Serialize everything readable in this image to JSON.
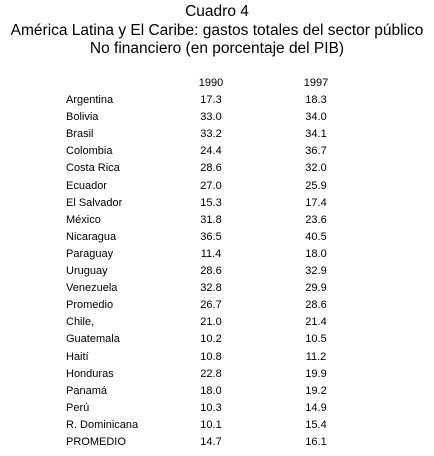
{
  "title": {
    "line1": "Cuadro 4",
    "line2": "América Latina y El Caribe: gastos totales del sector público",
    "line3": "No financiero (en porcentaje del PIB)"
  },
  "table": {
    "columns": [
      "1990",
      "1997"
    ],
    "rows": [
      {
        "country": "Argentina",
        "v1990": "17.3",
        "v1997": "18.3"
      },
      {
        "country": "Bolivia",
        "v1990": "33.0",
        "v1997": "34.0"
      },
      {
        "country": "Brasil",
        "v1990": "33.2",
        "v1997": "34.1"
      },
      {
        "country": "Colombia",
        "v1990": "24.4",
        "v1997": "36.7"
      },
      {
        "country": "Costa Rica",
        "v1990": "28.6",
        "v1997": "32.0"
      },
      {
        "country": "Ecuador",
        "v1990": "27.0",
        "v1997": "25.9"
      },
      {
        "country": "El Salvador",
        "v1990": "15.3",
        "v1997": "17.4"
      },
      {
        "country": "México",
        "v1990": "31.8",
        "v1997": "23.6"
      },
      {
        "country": "Nicaragua",
        "v1990": "36.5",
        "v1997": "40.5"
      },
      {
        "country": "Paraguay",
        "v1990": "11.4",
        "v1997": "18.0"
      },
      {
        "country": "Uruguay",
        "v1990": "28.6",
        "v1997": "32.9"
      },
      {
        "country": "Venezuela",
        "v1990": "32.8",
        "v1997": "29.9"
      },
      {
        "country": "Promedio",
        "v1990": "26.7",
        "v1997": "28.6"
      },
      {
        "country": "Chile,",
        "v1990": "21.0",
        "v1997": "21.4"
      },
      {
        "country": "Guatemala",
        "v1990": "10.2",
        "v1997": "10.5"
      },
      {
        "country": "Haití",
        "v1990": "10.8",
        "v1997": "11.2"
      },
      {
        "country": "Honduras",
        "v1990": "22.8",
        "v1997": "19.9"
      },
      {
        "country": "Panamá",
        "v1990": "18.0",
        "v1997": "19.2"
      },
      {
        "country": "Perú",
        "v1990": "10.3",
        "v1997": "14.9"
      },
      {
        "country": "R. Dominicana",
        "v1990": "10.1",
        "v1997": "15.4"
      },
      {
        "country": "PROMEDIO",
        "v1990": "14.7",
        "v1997": "16.1"
      }
    ]
  }
}
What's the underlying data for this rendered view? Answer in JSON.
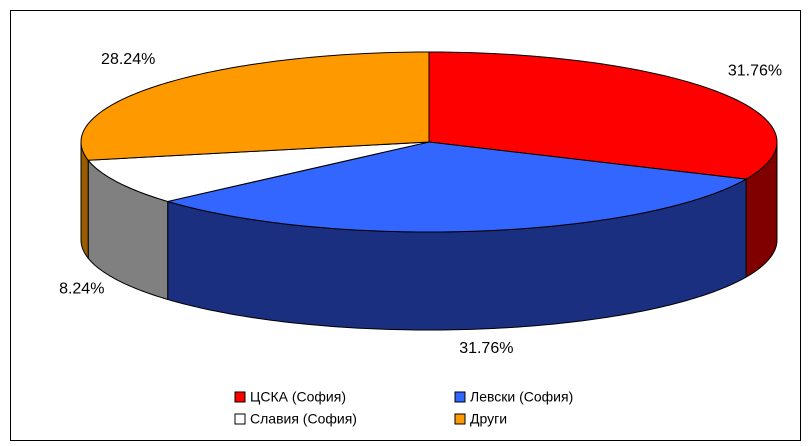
{
  "chart_data": {
    "type": "pie3d",
    "categories": [
      "ЦСКА (София)",
      "Левски (София)",
      "Славия (София)",
      "Други"
    ],
    "values": [
      31.76,
      31.76,
      8.24,
      28.24
    ],
    "value_labels": [
      "31.76%",
      "31.76%",
      "8.24%",
      "28.24%"
    ],
    "colors": [
      "#ff0000",
      "#3366ff",
      "#ffffff",
      "#ff9900"
    ],
    "side_colors": [
      "#800000",
      "#1a2f80",
      "#808080",
      "#995c00"
    ],
    "legend": "bottom"
  }
}
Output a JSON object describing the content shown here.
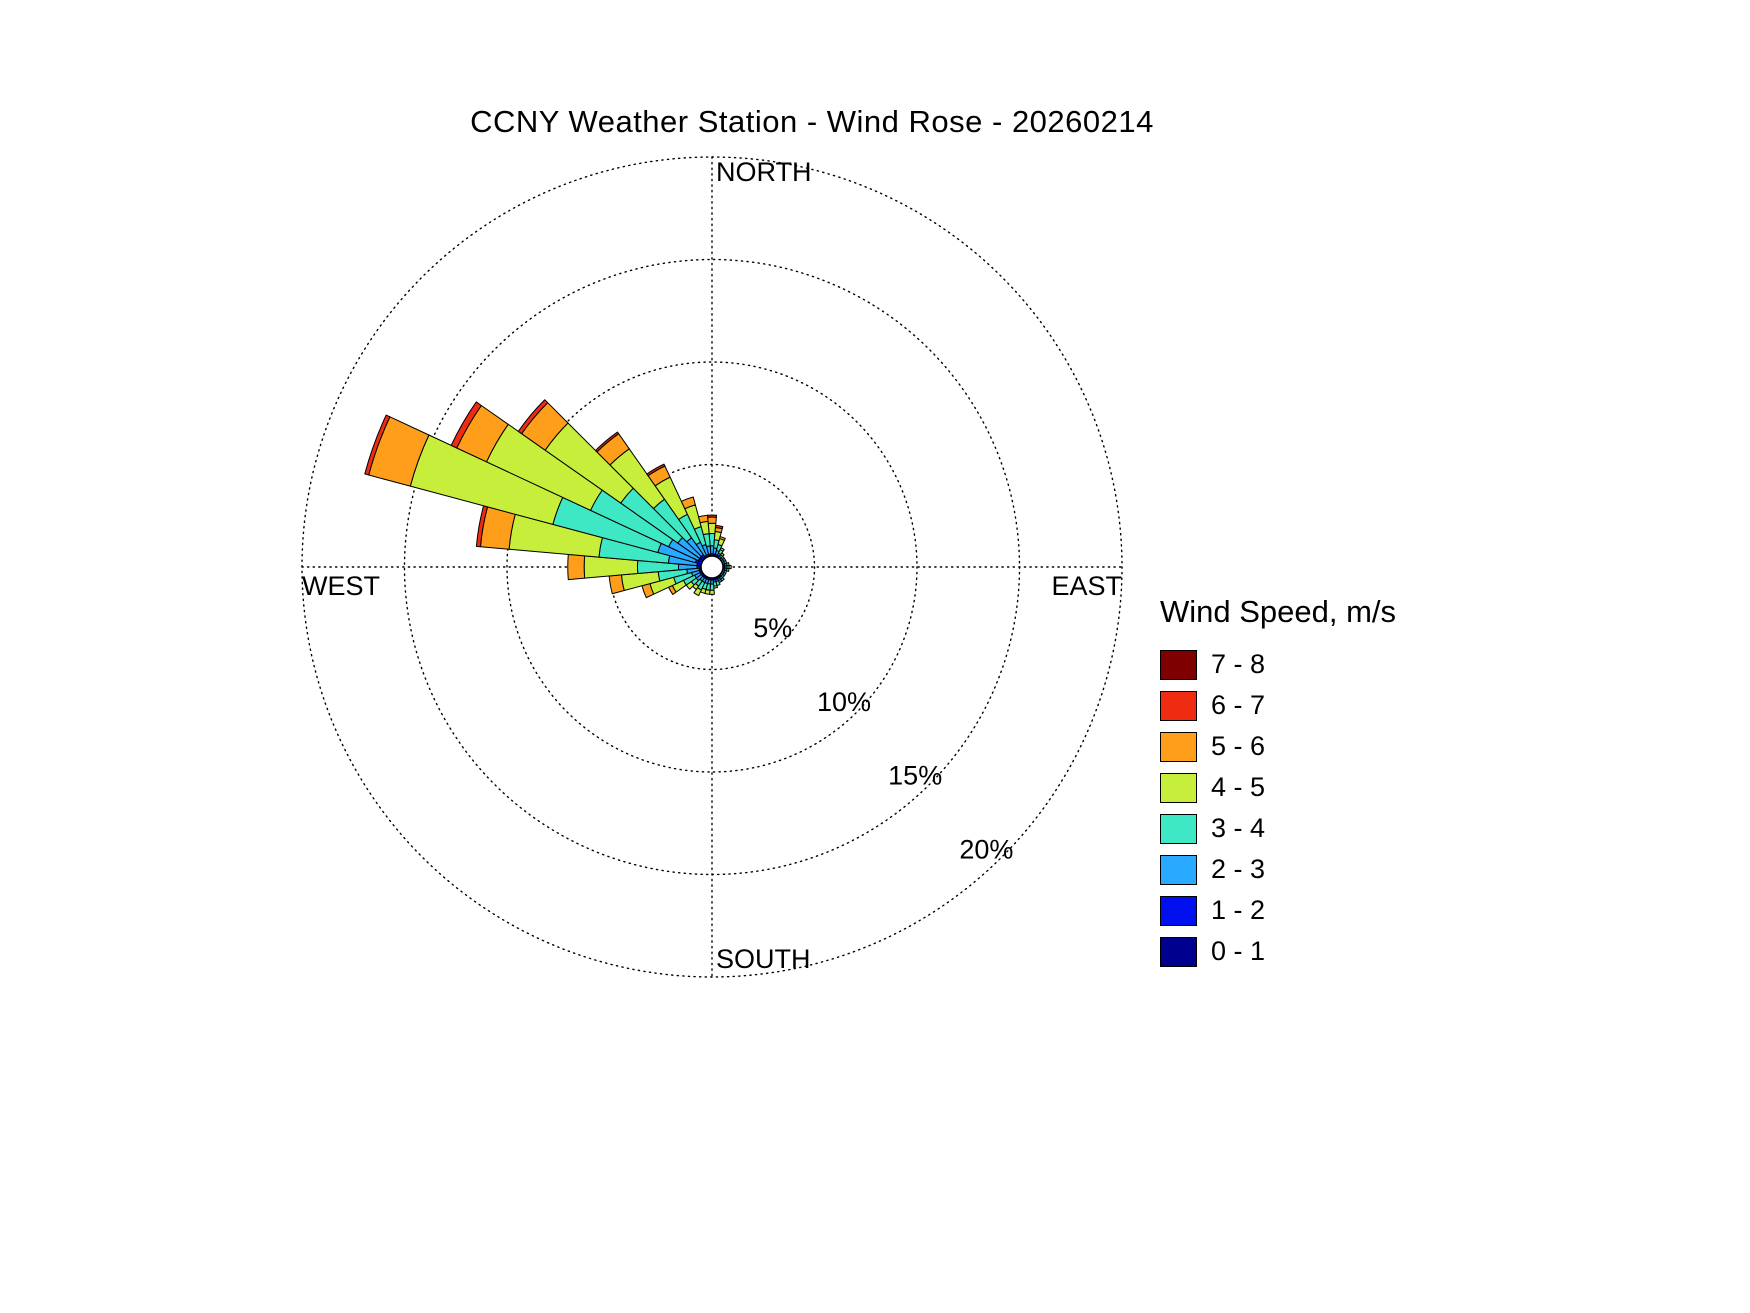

————————

— Given exercise —
Reproduce word for word the lines running from the line with "What's the underlying" through the end of the data, both included, and nothing else; leave out the pictures.

— Solution to the exercise —
What's the underlying data for this rendered view? Answer in JSON.
{
  "chart_data": {
    "type": "pie3d",
    "categories": [
      "ЦСКА (София)",
      "Левски (София)",
      "Славия (София)",
      "Други"
    ],
    "values": [
      31.76,
      31.76,
      8.24,
      28.24
    ],
    "value_labels": [
      "31.76%",
      "31.76%",
      "8.24%",
      "28.24%"
    ],
    "colors": [
      "#ff0000",
      "#3366ff",
      "#ffffff",
      "#ff9900"
    ],
    "side_colors": [
      "#800000",
      "#1a2f80",
      "#808080",
      "#995c00"
    ],
    "legend": "bottom"
  }
}
Output a JSON object describing the content shown here.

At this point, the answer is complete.